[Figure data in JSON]
----
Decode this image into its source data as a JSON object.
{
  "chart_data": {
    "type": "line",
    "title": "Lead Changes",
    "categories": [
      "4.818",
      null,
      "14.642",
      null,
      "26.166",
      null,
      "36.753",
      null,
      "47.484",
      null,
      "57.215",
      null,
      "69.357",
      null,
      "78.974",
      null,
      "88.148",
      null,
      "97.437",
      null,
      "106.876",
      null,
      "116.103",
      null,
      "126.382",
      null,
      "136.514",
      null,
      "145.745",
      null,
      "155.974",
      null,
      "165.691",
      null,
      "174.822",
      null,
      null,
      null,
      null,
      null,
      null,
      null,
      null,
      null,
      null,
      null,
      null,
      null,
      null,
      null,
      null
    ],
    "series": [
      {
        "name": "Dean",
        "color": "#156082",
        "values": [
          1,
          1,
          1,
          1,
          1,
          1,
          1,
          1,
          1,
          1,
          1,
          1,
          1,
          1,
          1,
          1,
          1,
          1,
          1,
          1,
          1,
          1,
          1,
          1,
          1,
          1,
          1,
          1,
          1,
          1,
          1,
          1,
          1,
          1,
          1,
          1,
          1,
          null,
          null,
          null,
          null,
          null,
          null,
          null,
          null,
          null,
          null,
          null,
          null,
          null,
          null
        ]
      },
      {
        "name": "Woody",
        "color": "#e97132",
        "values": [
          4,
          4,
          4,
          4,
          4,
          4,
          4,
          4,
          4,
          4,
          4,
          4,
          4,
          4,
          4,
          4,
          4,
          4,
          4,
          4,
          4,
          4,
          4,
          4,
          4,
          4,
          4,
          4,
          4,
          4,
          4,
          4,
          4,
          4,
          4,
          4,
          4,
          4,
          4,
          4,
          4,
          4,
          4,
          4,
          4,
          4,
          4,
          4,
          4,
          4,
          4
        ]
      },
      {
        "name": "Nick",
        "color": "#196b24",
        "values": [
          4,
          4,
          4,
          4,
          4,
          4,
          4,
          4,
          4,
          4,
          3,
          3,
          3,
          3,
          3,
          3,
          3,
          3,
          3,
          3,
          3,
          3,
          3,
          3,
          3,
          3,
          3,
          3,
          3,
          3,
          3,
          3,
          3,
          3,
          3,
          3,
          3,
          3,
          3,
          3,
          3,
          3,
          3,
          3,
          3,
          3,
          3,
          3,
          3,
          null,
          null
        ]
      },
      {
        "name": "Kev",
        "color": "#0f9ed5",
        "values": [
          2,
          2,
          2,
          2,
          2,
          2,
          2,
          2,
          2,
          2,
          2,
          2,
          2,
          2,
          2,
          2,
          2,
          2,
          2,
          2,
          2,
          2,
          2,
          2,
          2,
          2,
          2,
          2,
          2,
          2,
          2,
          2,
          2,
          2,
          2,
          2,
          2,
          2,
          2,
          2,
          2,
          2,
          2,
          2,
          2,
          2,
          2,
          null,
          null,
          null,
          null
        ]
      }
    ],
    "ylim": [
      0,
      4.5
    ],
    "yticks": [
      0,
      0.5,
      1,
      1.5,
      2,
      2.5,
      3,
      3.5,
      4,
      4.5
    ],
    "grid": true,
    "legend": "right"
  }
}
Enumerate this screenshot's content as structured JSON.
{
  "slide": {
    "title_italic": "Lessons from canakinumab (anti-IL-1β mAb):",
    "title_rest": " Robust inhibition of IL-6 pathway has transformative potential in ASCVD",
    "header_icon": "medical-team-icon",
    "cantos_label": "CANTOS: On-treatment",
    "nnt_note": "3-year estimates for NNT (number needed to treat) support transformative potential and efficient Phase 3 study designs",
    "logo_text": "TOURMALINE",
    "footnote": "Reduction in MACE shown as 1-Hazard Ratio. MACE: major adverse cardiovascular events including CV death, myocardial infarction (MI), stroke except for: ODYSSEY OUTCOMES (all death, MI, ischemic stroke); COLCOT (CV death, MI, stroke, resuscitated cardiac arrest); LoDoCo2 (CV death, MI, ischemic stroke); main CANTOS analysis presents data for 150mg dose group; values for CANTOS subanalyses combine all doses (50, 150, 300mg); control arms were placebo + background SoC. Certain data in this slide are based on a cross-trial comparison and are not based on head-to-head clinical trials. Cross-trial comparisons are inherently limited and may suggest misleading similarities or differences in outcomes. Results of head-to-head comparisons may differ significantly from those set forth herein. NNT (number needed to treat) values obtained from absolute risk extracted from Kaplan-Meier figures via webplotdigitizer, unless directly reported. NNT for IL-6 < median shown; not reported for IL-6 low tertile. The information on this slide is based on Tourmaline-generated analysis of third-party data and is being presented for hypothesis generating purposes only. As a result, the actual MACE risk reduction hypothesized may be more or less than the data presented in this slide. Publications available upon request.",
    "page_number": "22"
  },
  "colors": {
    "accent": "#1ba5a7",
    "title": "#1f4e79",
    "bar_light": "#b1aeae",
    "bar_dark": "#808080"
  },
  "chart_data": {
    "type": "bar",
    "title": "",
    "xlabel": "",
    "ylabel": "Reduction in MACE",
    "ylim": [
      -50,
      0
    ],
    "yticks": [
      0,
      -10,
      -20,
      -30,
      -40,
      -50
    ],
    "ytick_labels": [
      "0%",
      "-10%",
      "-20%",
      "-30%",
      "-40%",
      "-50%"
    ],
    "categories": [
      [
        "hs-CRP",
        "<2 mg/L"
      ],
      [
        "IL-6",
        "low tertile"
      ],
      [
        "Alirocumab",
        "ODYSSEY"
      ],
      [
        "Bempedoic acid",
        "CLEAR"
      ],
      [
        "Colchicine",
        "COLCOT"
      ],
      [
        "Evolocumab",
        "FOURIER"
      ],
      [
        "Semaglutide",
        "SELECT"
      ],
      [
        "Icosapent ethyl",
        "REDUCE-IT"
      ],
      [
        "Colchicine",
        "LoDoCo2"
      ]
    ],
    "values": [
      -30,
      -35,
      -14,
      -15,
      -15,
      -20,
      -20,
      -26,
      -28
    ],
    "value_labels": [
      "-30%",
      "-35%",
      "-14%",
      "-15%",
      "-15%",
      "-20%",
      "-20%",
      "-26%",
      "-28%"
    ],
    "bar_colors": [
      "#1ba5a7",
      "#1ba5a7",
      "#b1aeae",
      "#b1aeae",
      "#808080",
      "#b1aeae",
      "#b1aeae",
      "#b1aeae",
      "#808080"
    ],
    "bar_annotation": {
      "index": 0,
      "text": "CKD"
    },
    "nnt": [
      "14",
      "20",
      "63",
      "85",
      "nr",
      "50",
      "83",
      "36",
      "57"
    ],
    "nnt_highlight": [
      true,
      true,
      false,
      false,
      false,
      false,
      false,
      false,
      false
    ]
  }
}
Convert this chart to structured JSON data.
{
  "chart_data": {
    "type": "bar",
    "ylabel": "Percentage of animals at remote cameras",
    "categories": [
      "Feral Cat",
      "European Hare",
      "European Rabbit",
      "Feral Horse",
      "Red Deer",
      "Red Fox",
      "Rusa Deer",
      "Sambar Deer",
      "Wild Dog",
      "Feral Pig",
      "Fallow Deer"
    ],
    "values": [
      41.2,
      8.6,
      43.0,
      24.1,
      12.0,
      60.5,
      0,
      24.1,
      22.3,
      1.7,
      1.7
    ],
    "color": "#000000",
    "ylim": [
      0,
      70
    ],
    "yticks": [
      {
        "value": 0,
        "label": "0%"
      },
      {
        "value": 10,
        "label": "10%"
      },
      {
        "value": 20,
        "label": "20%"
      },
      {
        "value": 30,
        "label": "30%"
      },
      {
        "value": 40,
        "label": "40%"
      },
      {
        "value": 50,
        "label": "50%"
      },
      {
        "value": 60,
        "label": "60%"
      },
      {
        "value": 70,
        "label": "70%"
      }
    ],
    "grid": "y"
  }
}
----
— What the task asks —
Reproduce the records word for word.

— Solution —
Decode this image into its source data as a JSON object.
{
  "chart_data": {
    "type": "line",
    "title": "Lead Changes",
    "categories": [
      "4.818",
      null,
      "14.642",
      null,
      "26.166",
      null,
      "36.753",
      null,
      "47.484",
      null,
      "57.215",
      null,
      "69.357",
      null,
      "78.974",
      null,
      "88.148",
      null,
      "97.437",
      null,
      "106.876",
      null,
      "116.103",
      null,
      "126.382",
      null,
      "136.514",
      null,
      "145.745",
      null,
      "155.974",
      null,
      "165.691",
      null,
      "174.822",
      null,
      null,
      null,
      null,
      null,
      null,
      null,
      null,
      null,
      null,
      null,
      null,
      null,
      null,
      null,
      null
    ],
    "series": [
      {
        "name": "Dean",
        "color": "#156082",
        "values": [
          1,
          1,
          1,
          1,
          1,
          1,
          1,
          1,
          1,
          1,
          1,
          1,
          1,
          1,
          1,
          1,
          1,
          1,
          1,
          1,
          1,
          1,
          1,
          1,
          1,
          1,
          1,
          1,
          1,
          1,
          1,
          1,
          1,
          1,
          1,
          1,
          1,
          null,
          null,
          null,
          null,
          null,
          null,
          null,
          null,
          null,
          null,
          null,
          null,
          null,
          null
        ]
      },
      {
        "name": "Woody",
        "color": "#e97132",
        "values": [
          4,
          4,
          4,
          4,
          4,
          4,
          4,
          4,
          4,
          4,
          4,
          4,
          4,
          4,
          4,
          4,
          4,
          4,
          4,
          4,
          4,
          4,
          4,
          4,
          4,
          4,
          4,
          4,
          4,
          4,
          4,
          4,
          4,
          4,
          4,
          4,
          4,
          4,
          4,
          4,
          4,
          4,
          4,
          4,
          4,
          4,
          4,
          4,
          4,
          4,
          4
        ]
      },
      {
        "name": "Nick",
        "color": "#196b24",
        "values": [
          4,
          4,
          4,
          4,
          4,
          4,
          4,
          4,
          4,
          4,
          3,
          3,
          3,
          3,
          3,
          3,
          3,
          3,
          3,
          3,
          3,
          3,
          3,
          3,
          3,
          3,
          3,
          3,
          3,
          3,
          3,
          3,
          3,
          3,
          3,
          3,
          3,
          3,
          3,
          3,
          3,
          3,
          3,
          3,
          3,
          3,
          3,
          3,
          3,
          null,
          null
        ]
      },
      {
        "name": "Kev",
        "color": "#0f9ed5",
        "values": [
          2,
          2,
          2,
          2,
          2,
          2,
          2,
          2,
          2,
          2,
          2,
          2,
          2,
          2,
          2,
          2,
          2,
          2,
          2,
          2,
          2,
          2,
          2,
          2,
          2,
          2,
          2,
          2,
          2,
          2,
          2,
          2,
          2,
          2,
          2,
          2,
          2,
          2,
          2,
          2,
          2,
          2,
          2,
          2,
          2,
          2,
          2,
          null,
          null,
          null,
          null
        ]
      }
    ],
    "ylim": [
      0,
      4.5
    ],
    "yticks": [
      0,
      0.5,
      1,
      1.5,
      2,
      2.5,
      3,
      3.5,
      4,
      4.5
    ],
    "grid": true,
    "legend": "right"
  }
}
Enumerate this screenshot's content as structured JSON.
{
  "slide": {
    "title_italic": "Lessons from canakinumab (anti-IL-1β mAb):",
    "title_rest": " Robust inhibition of IL-6 pathway has transformative potential in ASCVD",
    "header_icon": "medical-team-icon",
    "cantos_label": "CANTOS: On-treatment",
    "nnt_note": "3-year estimates for NNT (number needed to treat) support transformative potential and efficient Phase 3 study designs",
    "logo_text": "TOURMALINE",
    "footnote": "Reduction in MACE shown as 1-Hazard Ratio. MACE: major adverse cardiovascular events including CV death, myocardial infarction (MI), stroke except for: ODYSSEY OUTCOMES (all death, MI, ischemic stroke); COLCOT (CV death, MI, stroke, resuscitated cardiac arrest); LoDoCo2 (CV death, MI, ischemic stroke); main CANTOS analysis presents data for 150mg dose group; values for CANTOS subanalyses combine all doses (50, 150, 300mg); control arms were placebo + background SoC. Certain data in this slide are based on a cross-trial comparison and are not based on head-to-head clinical trials. Cross-trial comparisons are inherently limited and may suggest misleading similarities or differences in outcomes. Results of head-to-head comparisons may differ significantly from those set forth herein. NNT (number needed to treat) values obtained from absolute risk extracted from Kaplan-Meier figures via webplotdigitizer, unless directly reported. NNT for IL-6 < median shown; not reported for IL-6 low tertile. The information on this slide is based on Tourmaline-generated analysis of third-party data and is being presented for hypothesis generating purposes only. As a result, the actual MACE risk reduction hypothesized may be more or less than the data presented in this slide. Publications available upon request.",
    "page_number": "22"
  },
  "colors": {
    "accent": "#1ba5a7",
    "title": "#1f4e79",
    "bar_light": "#b1aeae",
    "bar_dark": "#808080"
  },
  "chart_data": {
    "type": "bar",
    "title": "",
    "xlabel": "",
    "ylabel": "Reduction in MACE",
    "ylim": [
      -50,
      0
    ],
    "yticks": [
      0,
      -10,
      -20,
      -30,
      -40,
      -50
    ],
    "ytick_labels": [
      "0%",
      "-10%",
      "-20%",
      "-30%",
      "-40%",
      "-50%"
    ],
    "categories": [
      [
        "hs-CRP",
        "<2 mg/L"
      ],
      [
        "IL-6",
        "low tertile"
      ],
      [
        "Alirocumab",
        "ODYSSEY"
      ],
      [
        "Bempedoic acid",
        "CLEAR"
      ],
      [
        "Colchicine",
        "COLCOT"
      ],
      [
        "Evolocumab",
        "FOURIER"
      ],
      [
        "Semaglutide",
        "SELECT"
      ],
      [
        "Icosapent ethyl",
        "REDUCE-IT"
      ],
      [
        "Colchicine",
        "LoDoCo2"
      ]
    ],
    "values": [
      -30,
      -35,
      -14,
      -15,
      -15,
      -20,
      -20,
      -26,
      -28
    ],
    "value_labels": [
      "-30%",
      "-35%",
      "-14%",
      "-15%",
      "-15%",
      "-20%",
      "-20%",
      "-26%",
      "-28%"
    ],
    "bar_colors": [
      "#1ba5a7",
      "#1ba5a7",
      "#b1aeae",
      "#b1aeae",
      "#808080",
      "#b1aeae",
      "#b1aeae",
      "#b1aeae",
      "#808080"
    ],
    "bar_annotation": {
      "index": 0,
      "text": "CKD"
    },
    "nnt": [
      "14",
      "20",
      "63",
      "85",
      "nr",
      "50",
      "83",
      "36",
      "57"
    ],
    "nnt_highlight": [
      true,
      true,
      false,
      false,
      false,
      false,
      false,
      false,
      false
    ]
  }
}
Convert this chart to structured JSON data.
{
  "chart_data": {
    "type": "bar",
    "ylabel": "Percentage of animals at remote cameras",
    "categories": [
      "Feral Cat",
      "European Hare",
      "European Rabbit",
      "Feral Horse",
      "Red Deer",
      "Red Fox",
      "Rusa Deer",
      "Sambar Deer",
      "Wild Dog",
      "Feral Pig",
      "Fallow Deer"
    ],
    "values": [
      41.2,
      8.6,
      43.0,
      24.1,
      12.0,
      60.5,
      0,
      24.1,
      22.3,
      1.7,
      1.7
    ],
    "color": "#000000",
    "ylim": [
      0,
      70
    ],
    "yticks": [
      {
        "value": 0,
        "label": "0%"
      },
      {
        "value": 10,
        "label": "10%"
      },
      {
        "value": 20,
        "label": "20%"
      },
      {
        "value": 30,
        "label": "30%"
      },
      {
        "value": 40,
        "label": "40%"
      },
      {
        "value": 50,
        "label": "50%"
      },
      {
        "value": 60,
        "label": "60%"
      },
      {
        "value": 70,
        "label": "70%"
      }
    ],
    "grid": "y"
  }
}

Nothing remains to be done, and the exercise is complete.